**Written instruction:**
Set every record down verbatim and omit the pictures.

--- start Listed records ---

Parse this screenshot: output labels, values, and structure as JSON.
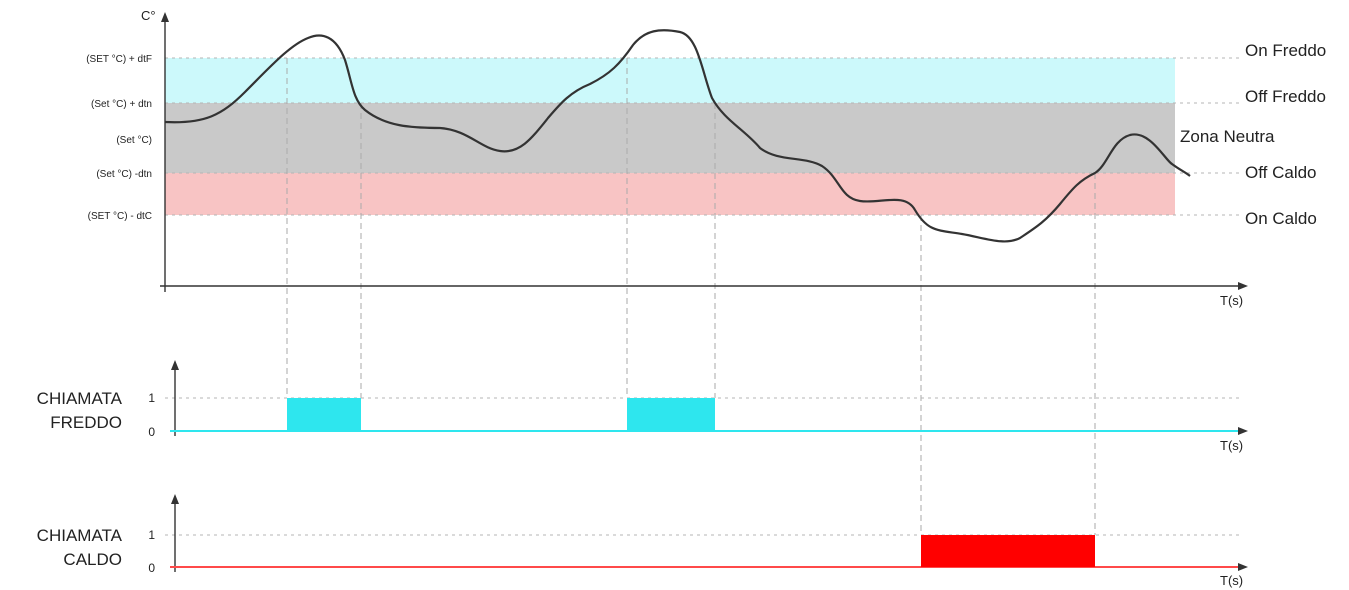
{
  "diagram": {
    "y_axis_label": "C°",
    "x_axis_label": "T(s)",
    "levels": [
      {
        "name": "(SET °C) + dtF",
        "right_label": "On Freddo"
      },
      {
        "name": "(Set °C) + dtn",
        "right_label": "Off Freddo"
      },
      {
        "name": "(Set °C)",
        "right_label": ""
      },
      {
        "name": "(Set °C) -dtn",
        "right_label": "Off Caldo"
      },
      {
        "name": "(SET °C) - dtC",
        "right_label": "On Caldo"
      }
    ],
    "zone_label": "Zona Neutra",
    "colors": {
      "cold_band": "#ccf9fb",
      "neutral_band": "#c9c9c9",
      "hot_band": "#f8c4c4",
      "cold_signal": "#2ee6ee",
      "hot_signal": "#ff0000",
      "curve": "#333333"
    },
    "signals": [
      {
        "label_line1": "CHIAMATA",
        "label_line2": "FREDDO",
        "tick_high": "1",
        "tick_low": "0",
        "x_axis_label": "T(s)"
      },
      {
        "label_line1": "CHIAMATA",
        "label_line2": "CALDO",
        "tick_high": "1",
        "tick_low": "0",
        "x_axis_label": "T(s)"
      }
    ]
  }
}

--- end Listed records ---

**Correct result:**
Parse this screenshot: output labels, values, and structure as JSON.
{
  "diagram": {
    "y_axis_label": "C°",
    "x_axis_label": "T(s)",
    "levels": [
      {
        "name": "(SET °C) + dtF",
        "right_label": "On Freddo"
      },
      {
        "name": "(Set °C) + dtn",
        "right_label": "Off Freddo"
      },
      {
        "name": "(Set °C)",
        "right_label": ""
      },
      {
        "name": "(Set °C) -dtn",
        "right_label": "Off Caldo"
      },
      {
        "name": "(SET °C) - dtC",
        "right_label": "On Caldo"
      }
    ],
    "zone_label": "Zona Neutra",
    "colors": {
      "cold_band": "#ccf9fb",
      "neutral_band": "#c9c9c9",
      "hot_band": "#f8c4c4",
      "cold_signal": "#2ee6ee",
      "hot_signal": "#ff0000",
      "curve": "#333333"
    },
    "signals": [
      {
        "label_line1": "CHIAMATA",
        "label_line2": "FREDDO",
        "tick_high": "1",
        "tick_low": "0",
        "x_axis_label": "T(s)"
      },
      {
        "label_line1": "CHIAMATA",
        "label_line2": "CALDO",
        "tick_high": "1",
        "tick_low": "0",
        "x_axis_label": "T(s)"
      }
    ]
  }
}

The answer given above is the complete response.